▸ **Aim**:
Reproduce the records below in their entirety, character for character.

********

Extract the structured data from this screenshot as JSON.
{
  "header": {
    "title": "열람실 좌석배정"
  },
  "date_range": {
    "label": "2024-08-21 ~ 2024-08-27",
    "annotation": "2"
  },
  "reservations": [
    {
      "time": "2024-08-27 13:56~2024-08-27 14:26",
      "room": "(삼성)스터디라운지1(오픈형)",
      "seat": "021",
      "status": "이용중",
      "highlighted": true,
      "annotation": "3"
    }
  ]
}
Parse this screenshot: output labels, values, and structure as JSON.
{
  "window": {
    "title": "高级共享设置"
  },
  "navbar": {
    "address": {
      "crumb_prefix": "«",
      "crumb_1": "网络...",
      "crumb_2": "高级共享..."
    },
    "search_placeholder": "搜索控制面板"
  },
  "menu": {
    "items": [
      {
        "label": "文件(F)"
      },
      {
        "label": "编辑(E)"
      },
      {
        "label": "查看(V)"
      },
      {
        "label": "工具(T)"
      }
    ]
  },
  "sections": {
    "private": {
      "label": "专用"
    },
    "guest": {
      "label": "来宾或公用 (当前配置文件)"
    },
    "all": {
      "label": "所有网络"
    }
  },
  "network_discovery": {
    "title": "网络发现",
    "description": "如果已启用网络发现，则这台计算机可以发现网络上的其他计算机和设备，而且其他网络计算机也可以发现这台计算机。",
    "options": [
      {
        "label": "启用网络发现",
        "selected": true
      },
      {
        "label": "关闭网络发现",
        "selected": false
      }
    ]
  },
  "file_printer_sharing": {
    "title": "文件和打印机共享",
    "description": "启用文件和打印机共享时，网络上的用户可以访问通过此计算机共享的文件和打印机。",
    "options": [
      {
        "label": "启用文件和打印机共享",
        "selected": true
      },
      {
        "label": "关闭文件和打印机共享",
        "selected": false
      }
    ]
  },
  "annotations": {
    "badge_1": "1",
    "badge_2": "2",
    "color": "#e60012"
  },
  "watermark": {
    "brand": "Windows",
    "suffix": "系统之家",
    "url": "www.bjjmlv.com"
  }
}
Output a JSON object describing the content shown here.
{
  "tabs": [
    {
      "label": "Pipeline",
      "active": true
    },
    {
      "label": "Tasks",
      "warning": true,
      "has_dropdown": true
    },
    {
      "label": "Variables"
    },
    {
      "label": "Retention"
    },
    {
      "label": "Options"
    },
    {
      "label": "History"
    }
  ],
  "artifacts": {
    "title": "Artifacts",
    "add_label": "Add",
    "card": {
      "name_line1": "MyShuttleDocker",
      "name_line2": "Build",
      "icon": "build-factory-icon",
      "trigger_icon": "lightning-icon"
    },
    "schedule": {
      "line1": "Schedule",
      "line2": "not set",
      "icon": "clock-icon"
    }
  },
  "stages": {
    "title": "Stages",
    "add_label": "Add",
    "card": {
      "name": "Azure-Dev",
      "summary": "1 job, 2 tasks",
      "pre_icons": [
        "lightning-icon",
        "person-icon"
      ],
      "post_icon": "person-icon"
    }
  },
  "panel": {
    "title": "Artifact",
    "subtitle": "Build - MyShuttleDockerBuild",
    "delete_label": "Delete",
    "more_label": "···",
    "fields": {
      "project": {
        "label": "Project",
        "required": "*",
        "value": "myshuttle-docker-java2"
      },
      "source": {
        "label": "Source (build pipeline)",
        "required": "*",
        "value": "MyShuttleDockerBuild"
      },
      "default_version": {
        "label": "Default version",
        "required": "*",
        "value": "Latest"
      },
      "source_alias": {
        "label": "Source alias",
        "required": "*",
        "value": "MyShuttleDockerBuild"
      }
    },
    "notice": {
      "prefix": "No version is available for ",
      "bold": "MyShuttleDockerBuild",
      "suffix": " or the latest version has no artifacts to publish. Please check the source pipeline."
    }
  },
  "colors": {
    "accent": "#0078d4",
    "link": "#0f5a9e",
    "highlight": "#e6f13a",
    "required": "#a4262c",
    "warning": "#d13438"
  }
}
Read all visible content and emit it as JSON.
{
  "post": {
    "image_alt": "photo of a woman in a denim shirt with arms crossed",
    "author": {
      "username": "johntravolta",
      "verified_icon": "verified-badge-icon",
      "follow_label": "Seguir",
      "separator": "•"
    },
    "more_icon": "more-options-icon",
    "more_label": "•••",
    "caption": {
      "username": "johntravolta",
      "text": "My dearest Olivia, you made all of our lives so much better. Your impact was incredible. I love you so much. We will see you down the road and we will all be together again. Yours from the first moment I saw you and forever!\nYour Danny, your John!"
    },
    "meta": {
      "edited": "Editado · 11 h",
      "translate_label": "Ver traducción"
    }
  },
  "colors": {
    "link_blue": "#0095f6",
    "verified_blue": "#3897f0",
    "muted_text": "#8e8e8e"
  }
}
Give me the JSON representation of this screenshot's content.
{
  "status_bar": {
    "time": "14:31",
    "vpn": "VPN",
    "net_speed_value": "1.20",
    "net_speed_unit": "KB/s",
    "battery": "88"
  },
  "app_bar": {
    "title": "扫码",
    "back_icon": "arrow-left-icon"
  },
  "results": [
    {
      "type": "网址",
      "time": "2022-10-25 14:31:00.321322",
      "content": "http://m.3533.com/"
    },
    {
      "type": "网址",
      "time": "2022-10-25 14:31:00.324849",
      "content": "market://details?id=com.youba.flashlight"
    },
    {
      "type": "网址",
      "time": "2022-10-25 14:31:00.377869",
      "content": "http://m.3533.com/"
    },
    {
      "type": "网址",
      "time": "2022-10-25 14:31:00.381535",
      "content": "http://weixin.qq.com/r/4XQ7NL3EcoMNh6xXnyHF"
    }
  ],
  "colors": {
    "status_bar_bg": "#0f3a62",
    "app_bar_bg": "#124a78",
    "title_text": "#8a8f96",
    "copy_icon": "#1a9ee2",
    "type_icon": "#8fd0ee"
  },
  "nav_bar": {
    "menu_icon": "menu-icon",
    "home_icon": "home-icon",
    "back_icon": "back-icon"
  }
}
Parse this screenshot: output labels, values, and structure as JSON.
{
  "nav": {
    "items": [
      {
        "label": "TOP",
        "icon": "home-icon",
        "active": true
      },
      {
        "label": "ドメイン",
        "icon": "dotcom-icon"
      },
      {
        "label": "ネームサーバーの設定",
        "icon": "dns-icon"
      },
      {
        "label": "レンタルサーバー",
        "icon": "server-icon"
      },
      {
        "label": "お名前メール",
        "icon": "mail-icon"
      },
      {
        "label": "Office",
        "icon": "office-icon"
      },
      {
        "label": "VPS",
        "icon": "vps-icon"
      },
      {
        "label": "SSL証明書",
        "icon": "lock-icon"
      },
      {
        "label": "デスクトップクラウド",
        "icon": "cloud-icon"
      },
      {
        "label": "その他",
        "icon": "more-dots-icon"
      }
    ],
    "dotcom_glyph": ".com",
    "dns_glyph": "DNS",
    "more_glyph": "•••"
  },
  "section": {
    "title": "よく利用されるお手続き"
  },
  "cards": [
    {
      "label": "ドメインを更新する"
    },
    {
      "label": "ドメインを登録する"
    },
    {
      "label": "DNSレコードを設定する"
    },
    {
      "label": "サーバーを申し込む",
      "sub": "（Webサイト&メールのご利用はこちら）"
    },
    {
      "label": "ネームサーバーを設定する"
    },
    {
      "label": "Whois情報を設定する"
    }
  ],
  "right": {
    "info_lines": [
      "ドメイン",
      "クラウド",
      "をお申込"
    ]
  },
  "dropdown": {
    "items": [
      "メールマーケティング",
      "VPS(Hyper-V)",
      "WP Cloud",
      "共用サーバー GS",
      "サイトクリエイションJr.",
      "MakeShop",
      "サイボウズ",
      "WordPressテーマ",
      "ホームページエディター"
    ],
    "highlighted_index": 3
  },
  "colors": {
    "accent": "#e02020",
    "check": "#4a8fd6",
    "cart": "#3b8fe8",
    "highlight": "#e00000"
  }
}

********

▸ **Correct output**:
Extract the structured data from this screenshot as JSON.
{
  "header": {
    "title": "열람실 좌석배정"
  },
  "date_range": {
    "label": "2024-08-21 ~ 2024-08-27",
    "annotation": "2"
  },
  "reservations": [
    {
      "time": "2024-08-27 13:56~2024-08-27 14:26",
      "room": "(삼성)스터디라운지1(오픈형)",
      "seat": "021",
      "status": "이용중",
      "highlighted": true,
      "annotation": "3"
    }
  ]
}
Parse this screenshot: output labels, values, and structure as JSON.
{
  "window": {
    "title": "高级共享设置"
  },
  "navbar": {
    "address": {
      "crumb_prefix": "«",
      "crumb_1": "网络...",
      "crumb_2": "高级共享..."
    },
    "search_placeholder": "搜索控制面板"
  },
  "menu": {
    "items": [
      {
        "label": "文件(F)"
      },
      {
        "label": "编辑(E)"
      },
      {
        "label": "查看(V)"
      },
      {
        "label": "工具(T)"
      }
    ]
  },
  "sections": {
    "private": {
      "label": "专用"
    },
    "guest": {
      "label": "来宾或公用 (当前配置文件)"
    },
    "all": {
      "label": "所有网络"
    }
  },
  "network_discovery": {
    "title": "网络发现",
    "description": "如果已启用网络发现，则这台计算机可以发现网络上的其他计算机和设备，而且其他网络计算机也可以发现这台计算机。",
    "options": [
      {
        "label": "启用网络发现",
        "selected": true
      },
      {
        "label": "关闭网络发现",
        "selected": false
      }
    ]
  },
  "file_printer_sharing": {
    "title": "文件和打印机共享",
    "description": "启用文件和打印机共享时，网络上的用户可以访问通过此计算机共享的文件和打印机。",
    "options": [
      {
        "label": "启用文件和打印机共享",
        "selected": true
      },
      {
        "label": "关闭文件和打印机共享",
        "selected": false
      }
    ]
  },
  "annotations": {
    "badge_1": "1",
    "badge_2": "2",
    "color": "#e60012"
  },
  "watermark": {
    "brand": "Windows",
    "suffix": "系统之家",
    "url": "www.bjjmlv.com"
  }
}
Output a JSON object describing the content shown here.
{
  "tabs": [
    {
      "label": "Pipeline",
      "active": true
    },
    {
      "label": "Tasks",
      "warning": true,
      "has_dropdown": true
    },
    {
      "label": "Variables"
    },
    {
      "label": "Retention"
    },
    {
      "label": "Options"
    },
    {
      "label": "History"
    }
  ],
  "artifacts": {
    "title": "Artifacts",
    "add_label": "Add",
    "card": {
      "name_line1": "MyShuttleDocker",
      "name_line2": "Build",
      "icon": "build-factory-icon",
      "trigger_icon": "lightning-icon"
    },
    "schedule": {
      "line1": "Schedule",
      "line2": "not set",
      "icon": "clock-icon"
    }
  },
  "stages": {
    "title": "Stages",
    "add_label": "Add",
    "card": {
      "name": "Azure-Dev",
      "summary": "1 job, 2 tasks",
      "pre_icons": [
        "lightning-icon",
        "person-icon"
      ],
      "post_icon": "person-icon"
    }
  },
  "panel": {
    "title": "Artifact",
    "subtitle": "Build - MyShuttleDockerBuild",
    "delete_label": "Delete",
    "more_label": "···",
    "fields": {
      "project": {
        "label": "Project",
        "required": "*",
        "value": "myshuttle-docker-java2"
      },
      "source": {
        "label": "Source (build pipeline)",
        "required": "*",
        "value": "MyShuttleDockerBuild"
      },
      "default_version": {
        "label": "Default version",
        "required": "*",
        "value": "Latest"
      },
      "source_alias": {
        "label": "Source alias",
        "required": "*",
        "value": "MyShuttleDockerBuild"
      }
    },
    "notice": {
      "prefix": "No version is available for ",
      "bold": "MyShuttleDockerBuild",
      "suffix": " or the latest version has no artifacts to publish. Please check the source pipeline."
    }
  },
  "colors": {
    "accent": "#0078d4",
    "link": "#0f5a9e",
    "highlight": "#e6f13a",
    "required": "#a4262c",
    "warning": "#d13438"
  }
}
Read all visible content and emit it as JSON.
{
  "post": {
    "image_alt": "photo of a woman in a denim shirt with arms crossed",
    "author": {
      "username": "johntravolta",
      "verified_icon": "verified-badge-icon",
      "follow_label": "Seguir",
      "separator": "•"
    },
    "more_icon": "more-options-icon",
    "more_label": "•••",
    "caption": {
      "username": "johntravolta",
      "text": "My dearest Olivia, you made all of our lives so much better. Your impact was incredible. I love you so much. We will see you down the road and we will all be together again. Yours from the first moment I saw you and forever!\nYour Danny, your John!"
    },
    "meta": {
      "edited": "Editado · 11 h",
      "translate_label": "Ver traducción"
    }
  },
  "colors": {
    "link_blue": "#0095f6",
    "verified_blue": "#3897f0",
    "muted_text": "#8e8e8e"
  }
}
Give me the JSON representation of this screenshot's content.
{
  "status_bar": {
    "time": "14:31",
    "vpn": "VPN",
    "net_speed_value": "1.20",
    "net_speed_unit": "KB/s",
    "battery": "88"
  },
  "app_bar": {
    "title": "扫码",
    "back_icon": "arrow-left-icon"
  },
  "results": [
    {
      "type": "网址",
      "time": "2022-10-25 14:31:00.321322",
      "content": "http://m.3533.com/"
    },
    {
      "type": "网址",
      "time": "2022-10-25 14:31:00.324849",
      "content": "market://details?id=com.youba.flashlight"
    },
    {
      "type": "网址",
      "time": "2022-10-25 14:31:00.377869",
      "content": "http://m.3533.com/"
    },
    {
      "type": "网址",
      "time": "2022-10-25 14:31:00.381535",
      "content": "http://weixin.qq.com/r/4XQ7NL3EcoMNh6xXnyHF"
    }
  ],
  "colors": {
    "status_bar_bg": "#0f3a62",
    "app_bar_bg": "#124a78",
    "title_text": "#8a8f96",
    "copy_icon": "#1a9ee2",
    "type_icon": "#8fd0ee"
  },
  "nav_bar": {
    "menu_icon": "menu-icon",
    "home_icon": "home-icon",
    "back_icon": "back-icon"
  }
}
Parse this screenshot: output labels, values, and structure as JSON.
{
  "nav": {
    "items": [
      {
        "label": "TOP",
        "icon": "home-icon",
        "active": true
      },
      {
        "label": "ドメイン",
        "icon": "dotcom-icon"
      },
      {
        "label": "ネームサーバーの設定",
        "icon": "dns-icon"
      },
      {
        "label": "レンタルサーバー",
        "icon": "server-icon"
      },
      {
        "label": "お名前メール",
        "icon": "mail-icon"
      },
      {
        "label": "Office",
        "icon": "office-icon"
      },
      {
        "label": "VPS",
        "icon": "vps-icon"
      },
      {
        "label": "SSL証明書",
        "icon": "lock-icon"
      },
      {
        "label": "デスクトップクラウド",
        "icon": "cloud-icon"
      },
      {
        "label": "その他",
        "icon": "more-dots-icon"
      }
    ],
    "dotcom_glyph": ".com",
    "dns_glyph": "DNS",
    "more_glyph": "•••"
  },
  "section": {
    "title": "よく利用されるお手続き"
  },
  "cards": [
    {
      "label": "ドメインを更新する"
    },
    {
      "label": "ドメインを登録する"
    },
    {
      "label": "DNSレコードを設定する"
    },
    {
      "label": "サーバーを申し込む",
      "sub": "（Webサイト&メールのご利用はこちら）"
    },
    {
      "label": "ネームサーバーを設定する"
    },
    {
      "label": "Whois情報を設定する"
    }
  ],
  "right": {
    "info_lines": [
      "ドメイン",
      "クラウド",
      "をお申込"
    ]
  },
  "dropdown": {
    "items": [
      "メールマーケティング",
      "VPS(Hyper-V)",
      "WP Cloud",
      "共用サーバー GS",
      "サイトクリエイションJr.",
      "MakeShop",
      "サイボウズ",
      "WordPressテーマ",
      "ホームページエディター"
    ],
    "highlighted_index": 3
  },
  "colors": {
    "accent": "#e02020",
    "check": "#4a8fd6",
    "cart": "#3b8fe8",
    "highlight": "#e00000"
  }
}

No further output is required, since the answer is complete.